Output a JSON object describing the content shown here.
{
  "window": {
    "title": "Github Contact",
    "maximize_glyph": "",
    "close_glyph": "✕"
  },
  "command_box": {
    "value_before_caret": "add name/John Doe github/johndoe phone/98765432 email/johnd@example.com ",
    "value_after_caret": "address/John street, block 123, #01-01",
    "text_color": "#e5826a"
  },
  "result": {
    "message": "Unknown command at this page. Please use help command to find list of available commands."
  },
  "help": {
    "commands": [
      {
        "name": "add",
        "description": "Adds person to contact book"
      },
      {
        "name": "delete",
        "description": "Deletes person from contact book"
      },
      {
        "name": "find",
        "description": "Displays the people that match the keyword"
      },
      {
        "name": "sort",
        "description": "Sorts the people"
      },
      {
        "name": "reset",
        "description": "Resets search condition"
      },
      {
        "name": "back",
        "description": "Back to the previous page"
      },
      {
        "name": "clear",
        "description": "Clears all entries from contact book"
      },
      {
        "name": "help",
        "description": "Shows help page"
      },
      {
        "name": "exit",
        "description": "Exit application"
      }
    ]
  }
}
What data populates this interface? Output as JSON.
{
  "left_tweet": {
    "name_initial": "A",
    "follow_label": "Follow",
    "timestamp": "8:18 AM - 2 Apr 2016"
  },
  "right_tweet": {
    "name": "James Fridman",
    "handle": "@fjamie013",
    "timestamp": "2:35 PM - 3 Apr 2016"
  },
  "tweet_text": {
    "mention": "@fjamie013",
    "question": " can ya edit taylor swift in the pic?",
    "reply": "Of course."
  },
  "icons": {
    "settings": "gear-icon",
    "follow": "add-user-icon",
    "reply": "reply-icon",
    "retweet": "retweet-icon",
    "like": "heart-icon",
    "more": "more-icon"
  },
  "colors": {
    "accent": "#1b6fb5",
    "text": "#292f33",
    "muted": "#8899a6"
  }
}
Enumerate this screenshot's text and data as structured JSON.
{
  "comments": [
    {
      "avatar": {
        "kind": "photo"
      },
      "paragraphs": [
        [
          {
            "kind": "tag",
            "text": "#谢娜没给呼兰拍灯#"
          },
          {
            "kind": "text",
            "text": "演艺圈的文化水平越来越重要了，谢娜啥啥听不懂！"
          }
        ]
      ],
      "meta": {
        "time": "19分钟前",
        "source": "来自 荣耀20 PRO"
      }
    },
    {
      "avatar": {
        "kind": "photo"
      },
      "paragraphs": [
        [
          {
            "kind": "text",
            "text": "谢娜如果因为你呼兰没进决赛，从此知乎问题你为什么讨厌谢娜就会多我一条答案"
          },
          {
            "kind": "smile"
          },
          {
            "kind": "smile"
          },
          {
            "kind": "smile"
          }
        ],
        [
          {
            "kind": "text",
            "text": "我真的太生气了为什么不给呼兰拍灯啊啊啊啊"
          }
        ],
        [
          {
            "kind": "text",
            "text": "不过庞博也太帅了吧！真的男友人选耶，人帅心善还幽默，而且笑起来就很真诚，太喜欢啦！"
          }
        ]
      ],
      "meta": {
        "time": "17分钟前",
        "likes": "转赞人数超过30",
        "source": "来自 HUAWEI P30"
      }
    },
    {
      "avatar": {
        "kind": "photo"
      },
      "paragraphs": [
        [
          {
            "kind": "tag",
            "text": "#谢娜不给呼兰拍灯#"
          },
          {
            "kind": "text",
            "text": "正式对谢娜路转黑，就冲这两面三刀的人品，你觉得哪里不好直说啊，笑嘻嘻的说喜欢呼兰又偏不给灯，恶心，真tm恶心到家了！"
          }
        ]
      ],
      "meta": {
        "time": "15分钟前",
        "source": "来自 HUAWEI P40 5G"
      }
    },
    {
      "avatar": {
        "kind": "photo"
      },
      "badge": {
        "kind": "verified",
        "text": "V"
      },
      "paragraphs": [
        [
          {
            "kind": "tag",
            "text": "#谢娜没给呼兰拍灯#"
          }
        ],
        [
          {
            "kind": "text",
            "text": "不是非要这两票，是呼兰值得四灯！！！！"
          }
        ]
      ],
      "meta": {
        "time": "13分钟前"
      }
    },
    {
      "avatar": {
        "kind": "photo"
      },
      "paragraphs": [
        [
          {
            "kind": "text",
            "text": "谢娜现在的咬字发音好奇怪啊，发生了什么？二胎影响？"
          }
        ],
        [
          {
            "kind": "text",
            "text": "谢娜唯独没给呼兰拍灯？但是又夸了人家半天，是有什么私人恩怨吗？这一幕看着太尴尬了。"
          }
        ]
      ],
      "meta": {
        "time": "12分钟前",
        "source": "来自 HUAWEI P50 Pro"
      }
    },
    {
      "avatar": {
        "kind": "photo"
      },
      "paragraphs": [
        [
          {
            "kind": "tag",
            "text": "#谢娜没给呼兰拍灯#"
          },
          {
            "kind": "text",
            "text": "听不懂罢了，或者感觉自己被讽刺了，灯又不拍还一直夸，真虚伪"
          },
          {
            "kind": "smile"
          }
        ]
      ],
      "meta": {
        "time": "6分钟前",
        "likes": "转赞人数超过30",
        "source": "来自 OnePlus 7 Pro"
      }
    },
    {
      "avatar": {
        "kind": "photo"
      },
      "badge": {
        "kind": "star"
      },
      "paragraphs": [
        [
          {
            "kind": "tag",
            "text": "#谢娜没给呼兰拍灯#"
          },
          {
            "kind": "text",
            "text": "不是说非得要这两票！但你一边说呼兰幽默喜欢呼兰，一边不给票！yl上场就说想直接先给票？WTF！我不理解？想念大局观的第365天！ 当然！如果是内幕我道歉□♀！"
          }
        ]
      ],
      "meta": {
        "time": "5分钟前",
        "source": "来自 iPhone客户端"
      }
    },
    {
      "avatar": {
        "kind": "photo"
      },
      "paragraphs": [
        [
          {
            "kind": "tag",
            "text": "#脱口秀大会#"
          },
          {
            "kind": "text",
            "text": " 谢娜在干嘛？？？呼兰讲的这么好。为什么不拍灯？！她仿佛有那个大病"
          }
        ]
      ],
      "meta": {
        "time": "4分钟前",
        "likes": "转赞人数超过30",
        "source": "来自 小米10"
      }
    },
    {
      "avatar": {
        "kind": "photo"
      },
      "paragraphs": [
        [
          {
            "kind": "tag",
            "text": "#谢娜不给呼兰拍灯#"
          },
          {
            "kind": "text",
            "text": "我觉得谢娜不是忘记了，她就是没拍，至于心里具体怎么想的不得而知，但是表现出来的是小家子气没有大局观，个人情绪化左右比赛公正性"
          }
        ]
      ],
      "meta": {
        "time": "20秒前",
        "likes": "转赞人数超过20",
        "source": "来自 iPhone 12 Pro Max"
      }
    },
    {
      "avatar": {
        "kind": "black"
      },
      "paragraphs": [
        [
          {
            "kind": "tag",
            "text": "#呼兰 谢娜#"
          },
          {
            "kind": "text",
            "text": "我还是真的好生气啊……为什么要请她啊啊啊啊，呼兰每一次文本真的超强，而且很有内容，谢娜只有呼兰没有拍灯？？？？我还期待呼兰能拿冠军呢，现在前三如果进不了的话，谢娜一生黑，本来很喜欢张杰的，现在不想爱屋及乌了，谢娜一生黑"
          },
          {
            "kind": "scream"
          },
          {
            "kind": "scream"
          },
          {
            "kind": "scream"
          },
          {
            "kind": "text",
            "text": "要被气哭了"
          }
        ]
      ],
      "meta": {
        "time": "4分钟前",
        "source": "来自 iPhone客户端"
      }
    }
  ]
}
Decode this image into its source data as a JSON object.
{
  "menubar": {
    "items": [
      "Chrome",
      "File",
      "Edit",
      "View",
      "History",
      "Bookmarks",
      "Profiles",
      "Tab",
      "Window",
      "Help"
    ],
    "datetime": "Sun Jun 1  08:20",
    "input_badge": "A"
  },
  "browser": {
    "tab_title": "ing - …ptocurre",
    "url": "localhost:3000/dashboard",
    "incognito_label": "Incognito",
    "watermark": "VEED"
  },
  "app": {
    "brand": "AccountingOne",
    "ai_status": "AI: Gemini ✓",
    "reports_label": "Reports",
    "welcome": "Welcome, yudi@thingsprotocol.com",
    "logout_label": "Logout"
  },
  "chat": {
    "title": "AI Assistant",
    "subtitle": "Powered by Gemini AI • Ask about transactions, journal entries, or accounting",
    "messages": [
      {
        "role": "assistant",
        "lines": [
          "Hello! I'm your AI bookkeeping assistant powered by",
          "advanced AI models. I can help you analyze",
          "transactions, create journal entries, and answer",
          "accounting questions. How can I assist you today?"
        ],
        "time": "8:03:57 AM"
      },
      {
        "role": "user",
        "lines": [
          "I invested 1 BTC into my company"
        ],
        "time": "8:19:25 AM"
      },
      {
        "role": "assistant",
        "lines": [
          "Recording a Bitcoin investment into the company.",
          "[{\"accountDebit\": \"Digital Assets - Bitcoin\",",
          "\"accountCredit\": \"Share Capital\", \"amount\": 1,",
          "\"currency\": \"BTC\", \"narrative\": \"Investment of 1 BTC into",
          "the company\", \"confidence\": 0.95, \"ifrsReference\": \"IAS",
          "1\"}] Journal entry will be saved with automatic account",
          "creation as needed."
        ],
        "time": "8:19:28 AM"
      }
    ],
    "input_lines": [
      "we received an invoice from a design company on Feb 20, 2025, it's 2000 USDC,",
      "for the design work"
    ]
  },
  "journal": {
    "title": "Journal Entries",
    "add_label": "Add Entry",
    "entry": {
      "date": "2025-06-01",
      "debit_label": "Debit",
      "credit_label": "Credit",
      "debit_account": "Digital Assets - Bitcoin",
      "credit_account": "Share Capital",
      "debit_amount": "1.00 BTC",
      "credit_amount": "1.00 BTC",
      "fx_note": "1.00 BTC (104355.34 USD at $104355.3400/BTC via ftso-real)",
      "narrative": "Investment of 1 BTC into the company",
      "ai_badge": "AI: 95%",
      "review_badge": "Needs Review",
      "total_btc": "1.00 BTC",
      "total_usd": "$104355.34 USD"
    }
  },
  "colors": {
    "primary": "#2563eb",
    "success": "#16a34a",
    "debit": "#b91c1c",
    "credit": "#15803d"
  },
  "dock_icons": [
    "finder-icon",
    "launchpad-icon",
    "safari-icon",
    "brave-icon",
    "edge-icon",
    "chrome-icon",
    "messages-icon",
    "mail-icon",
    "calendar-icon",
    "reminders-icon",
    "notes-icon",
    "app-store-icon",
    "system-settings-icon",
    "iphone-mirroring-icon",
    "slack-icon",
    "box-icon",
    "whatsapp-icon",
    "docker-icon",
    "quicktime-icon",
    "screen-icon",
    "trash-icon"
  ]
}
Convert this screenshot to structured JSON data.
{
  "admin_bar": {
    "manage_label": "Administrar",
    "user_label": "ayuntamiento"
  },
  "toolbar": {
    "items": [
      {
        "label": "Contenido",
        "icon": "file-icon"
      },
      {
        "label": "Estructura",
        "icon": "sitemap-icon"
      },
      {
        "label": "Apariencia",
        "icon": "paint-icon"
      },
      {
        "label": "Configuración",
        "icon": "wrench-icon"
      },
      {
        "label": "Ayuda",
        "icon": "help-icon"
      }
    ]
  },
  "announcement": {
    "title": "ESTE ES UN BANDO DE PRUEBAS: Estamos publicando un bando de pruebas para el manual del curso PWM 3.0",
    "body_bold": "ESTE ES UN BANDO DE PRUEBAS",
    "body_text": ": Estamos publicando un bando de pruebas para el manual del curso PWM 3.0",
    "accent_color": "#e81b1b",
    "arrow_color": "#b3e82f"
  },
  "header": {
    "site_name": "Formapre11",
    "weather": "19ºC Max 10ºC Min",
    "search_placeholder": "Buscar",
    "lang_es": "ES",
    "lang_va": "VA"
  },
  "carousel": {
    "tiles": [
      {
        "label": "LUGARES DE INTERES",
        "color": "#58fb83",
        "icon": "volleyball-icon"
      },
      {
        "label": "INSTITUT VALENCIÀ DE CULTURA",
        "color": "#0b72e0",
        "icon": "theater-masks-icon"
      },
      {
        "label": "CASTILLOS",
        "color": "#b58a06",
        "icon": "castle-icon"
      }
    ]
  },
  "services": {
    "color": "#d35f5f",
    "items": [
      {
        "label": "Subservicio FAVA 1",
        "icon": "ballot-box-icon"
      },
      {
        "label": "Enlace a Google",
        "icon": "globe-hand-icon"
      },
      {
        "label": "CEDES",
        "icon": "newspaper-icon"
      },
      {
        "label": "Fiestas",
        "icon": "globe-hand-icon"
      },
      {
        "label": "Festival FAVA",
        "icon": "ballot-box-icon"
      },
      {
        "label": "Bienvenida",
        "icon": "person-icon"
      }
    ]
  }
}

▬▬▬

[Exercise objective]
Count each line of the entries that holds the word "Output", then state the total and nothing more.

[Problem solution]
2